> Task details
Keep only those lines of the records that include the string "this".

> Entries
○ ○ ○ ○ ○

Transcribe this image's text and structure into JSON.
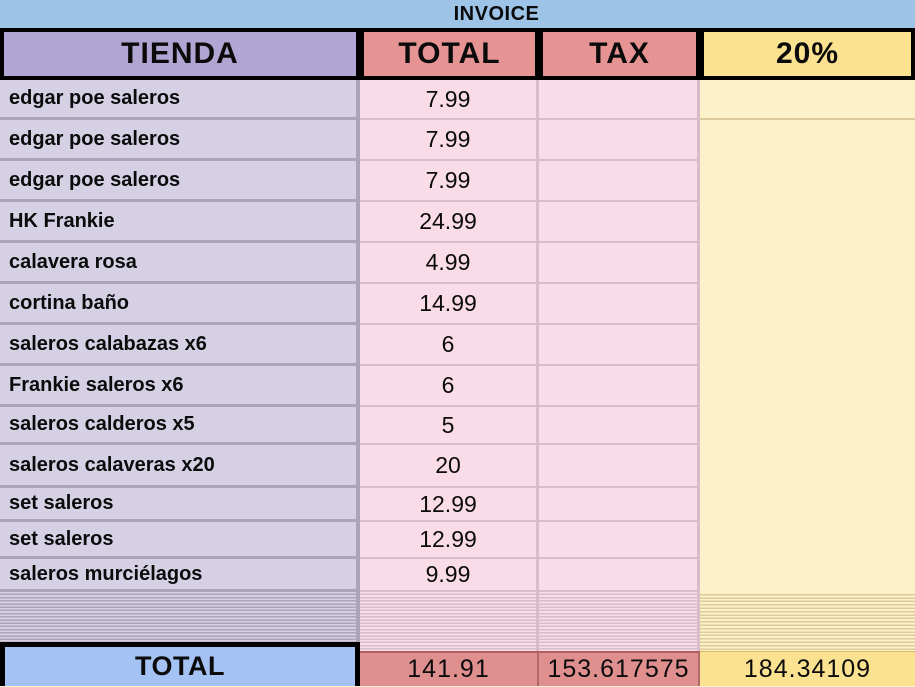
{
  "title": "INVOICE",
  "columns": {
    "tienda": "TIENDA",
    "total": "TOTAL",
    "tax": "TAX",
    "pct": "20%"
  },
  "rows": [
    {
      "name": "edgar poe saleros",
      "total": "7.99"
    },
    {
      "name": "edgar poe saleros",
      "total": "7.99"
    },
    {
      "name": "edgar poe saleros",
      "total": "7.99"
    },
    {
      "name": "HK Frankie",
      "total": "24.99"
    },
    {
      "name": "calavera rosa",
      "total": "4.99"
    },
    {
      "name": "cortina baño",
      "total": "14.99"
    },
    {
      "name": "saleros calabazas x6",
      "total": "6"
    },
    {
      "name": "Frankie saleros x6",
      "total": "6"
    },
    {
      "name": "saleros calderos x5",
      "total": "5"
    },
    {
      "name": "saleros calaveras x20",
      "total": "20"
    },
    {
      "name": "set saleros",
      "total": "12.99"
    },
    {
      "name": "set saleros",
      "total": "12.99"
    },
    {
      "name": "saleros murciélagos",
      "total": "9.99"
    }
  ],
  "footer": {
    "label": "TOTAL",
    "total": "141.91",
    "tax": "153.617575",
    "pct": "184.34109"
  },
  "colors": {
    "title_blue": "#9DC3E6",
    "header_purple": "#B1A5D3",
    "header_salmon": "#E59393",
    "header_yellow": "#FBE291",
    "cell_lavender": "#D6D0E4",
    "cell_pink": "#FADCE8",
    "cell_yellow": "#FDF1C9",
    "grid_lavender": "#ABA5BA",
    "grid_pink": "#D9BCCA",
    "grid_yellow": "#DECB9D",
    "footer_blue": "#A4C2F4",
    "footer_salmon": "#E08F8F",
    "footer_yellow": "#FBE291"
  }
}
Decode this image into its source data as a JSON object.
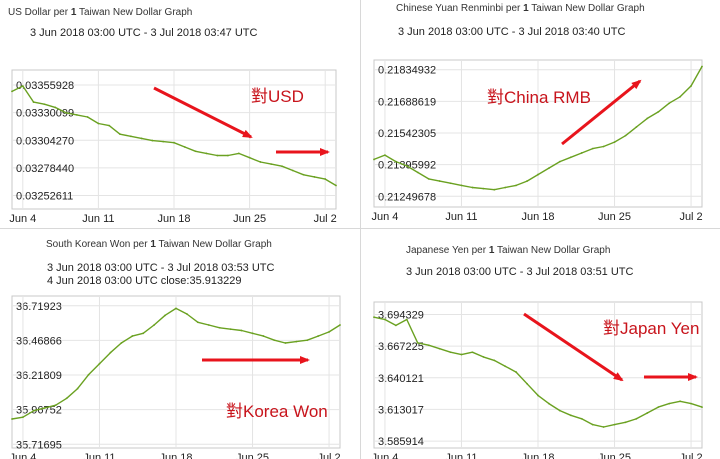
{
  "colors": {
    "line": "#6aa121",
    "arrow": "#e8141c",
    "grid": "#e4e4e4",
    "frame": "#c8c8c8",
    "label": "#c8141c"
  },
  "charts": [
    {
      "id": "usd",
      "title_pre": "US Dollar per ",
      "title_bold": "1",
      "title_post": " Taiwan New Dollar Graph",
      "range": "3 Jun 2018 03:00 UTC - 3 Jul 2018 03:47 UTC",
      "close_text": "",
      "annotation": "對USD"
    },
    {
      "id": "cny",
      "title_pre": "Chinese Yuan Renminbi per ",
      "title_bold": "1",
      "title_post": " Taiwan New Dollar Graph",
      "range": "3 Jun 2018 03:00 UTC - 3 Jul 2018 03:40 UTC",
      "close_text": "",
      "annotation": "對China RMB"
    },
    {
      "id": "krw",
      "title_pre": "South Korean Won per ",
      "title_bold": "1",
      "title_post": " Taiwan New Dollar Graph",
      "range": "3 Jun 2018 03:00 UTC - 3 Jul 2018 03:53 UTC",
      "close_text": "4 Jun 2018 03:00 UTC  close:35.913229",
      "annotation": "對Korea Won"
    },
    {
      "id": "jpy",
      "title_pre": "Japanese Yen per ",
      "title_bold": "1",
      "title_post": " Taiwan New Dollar Graph",
      "range": "3 Jun 2018 03:00 UTC - 3 Jul 2018 03:51 UTC",
      "close_text": "",
      "annotation": "對Japan Yen"
    }
  ],
  "chart_data": [
    {
      "type": "line",
      "series": [
        {
          "name": "",
          "x": [
            3,
            4,
            5,
            6,
            7,
            8,
            9,
            10,
            11,
            12,
            13,
            14,
            15,
            16,
            17,
            18,
            19,
            20,
            21,
            22,
            23,
            24,
            25,
            26,
            27,
            28,
            29,
            30,
            31,
            32,
            33
          ],
          "y": [
            0.0335,
            0.03355,
            0.0334,
            0.03338,
            0.03335,
            0.0333,
            0.03328,
            0.03326,
            0.0332,
            0.03318,
            0.0331,
            0.03308,
            0.03306,
            0.03304,
            0.03303,
            0.03302,
            0.03298,
            0.03294,
            0.03292,
            0.0329,
            0.0329,
            0.03292,
            0.03288,
            0.03284,
            0.03282,
            0.0328,
            0.03276,
            0.03272,
            0.0327,
            0.03268,
            0.03262
          ]
        }
      ],
      "xticks": [
        4,
        11,
        18,
        25,
        32
      ],
      "xticklabels": [
        "Jun 4",
        "Jun 11",
        "Jun 18",
        "Jun 25",
        "Jul 2"
      ],
      "yticks": [
        0.03252611,
        0.0327844,
        0.0330427,
        0.03330099,
        0.03355928
      ],
      "yticklabels": [
        "0.03252611",
        "0.03278440",
        "0.03304270",
        "0.03330099",
        "0.03355928"
      ],
      "xlim": [
        3,
        33
      ],
      "ylim": [
        0.0324,
        0.0337
      ]
    },
    {
      "type": "line",
      "series": [
        {
          "name": "",
          "x": [
            3,
            4,
            5,
            6,
            7,
            8,
            9,
            10,
            11,
            12,
            13,
            14,
            15,
            16,
            17,
            18,
            19,
            20,
            21,
            22,
            23,
            24,
            25,
            26,
            27,
            28,
            29,
            30,
            31,
            32,
            33
          ],
          "y": [
            0.2142,
            0.2144,
            0.2141,
            0.2139,
            0.2136,
            0.2133,
            0.2132,
            0.2131,
            0.213,
            0.2129,
            0.21285,
            0.2128,
            0.2129,
            0.213,
            0.2132,
            0.2135,
            0.2138,
            0.2141,
            0.2143,
            0.2145,
            0.2147,
            0.2148,
            0.215,
            0.2153,
            0.2157,
            0.2161,
            0.2164,
            0.2168,
            0.2171,
            0.2176,
            0.2185
          ]
        }
      ],
      "xticks": [
        4,
        11,
        18,
        25,
        32
      ],
      "xticklabels": [
        "Jun 4",
        "Jun 11",
        "Jun 18",
        "Jun 25",
        "Jul 2"
      ],
      "yticks": [
        0.21249678,
        0.21395992,
        0.21542305,
        0.21688619,
        0.21834932
      ],
      "yticklabels": [
        "0.21249678",
        "0.21395992",
        "0.21542305",
        "0.21688619",
        "0.21834932"
      ],
      "xlim": [
        3,
        33
      ],
      "ylim": [
        0.212,
        0.2188
      ]
    },
    {
      "type": "line",
      "series": [
        {
          "name": "",
          "x": [
            3,
            4,
            5,
            6,
            7,
            8,
            9,
            10,
            11,
            12,
            13,
            14,
            15,
            16,
            17,
            18,
            19,
            20,
            21,
            22,
            23,
            24,
            25,
            26,
            27,
            28,
            29,
            30,
            31,
            32,
            33
          ],
          "y": [
            35.9,
            35.913,
            35.96,
            35.98,
            36.0,
            36.05,
            36.12,
            36.22,
            36.3,
            36.38,
            36.45,
            36.5,
            36.52,
            36.58,
            36.65,
            36.7,
            36.66,
            36.6,
            36.58,
            36.56,
            36.55,
            36.54,
            36.52,
            36.5,
            36.47,
            36.45,
            36.46,
            36.47,
            36.5,
            36.53,
            36.58
          ]
        }
      ],
      "xticks": [
        4,
        11,
        18,
        25,
        32
      ],
      "xticklabels": [
        "Jun 4",
        "Jun 11",
        "Jun 18",
        "Jun 25",
        "Jul 2"
      ],
      "yticks": [
        35.71695,
        35.96752,
        36.21809,
        36.46866,
        36.71923
      ],
      "yticklabels": [
        "35.71695",
        "35.96752",
        "36.21809",
        "36.46866",
        "36.71923"
      ],
      "xlim": [
        3,
        33
      ],
      "ylim": [
        35.69,
        36.79
      ]
    },
    {
      "type": "line",
      "series": [
        {
          "name": "",
          "x": [
            3,
            4,
            5,
            6,
            7,
            8,
            9,
            10,
            11,
            12,
            13,
            14,
            15,
            16,
            17,
            18,
            19,
            20,
            21,
            22,
            23,
            24,
            25,
            26,
            27,
            28,
            29,
            30,
            31,
            32,
            33
          ],
          "y": [
            3.692,
            3.69,
            3.685,
            3.69,
            3.67,
            3.668,
            3.665,
            3.662,
            3.66,
            3.662,
            3.658,
            3.655,
            3.65,
            3.645,
            3.635,
            3.625,
            3.618,
            3.612,
            3.608,
            3.605,
            3.6,
            3.598,
            3.6,
            3.602,
            3.605,
            3.61,
            3.615,
            3.618,
            3.62,
            3.618,
            3.615
          ]
        }
      ],
      "xticks": [
        4,
        11,
        18,
        25,
        32
      ],
      "xticklabels": [
        "Jun 4",
        "Jun 11",
        "Jun 18",
        "Jun 25",
        "Jul 2"
      ],
      "yticks": [
        3.585914,
        3.613017,
        3.640121,
        3.667225,
        3.694329
      ],
      "yticklabels": [
        "3.585914",
        "3.613017",
        "3.640121",
        "3.667225",
        "3.694329"
      ],
      "xlim": [
        3,
        33
      ],
      "ylim": [
        3.58,
        3.705
      ]
    }
  ]
}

○ ○ ○ ○ ○

> Answer to the task
Transcribe this image's text and structure into JSON.
Decode this image into its source data as a JSON object.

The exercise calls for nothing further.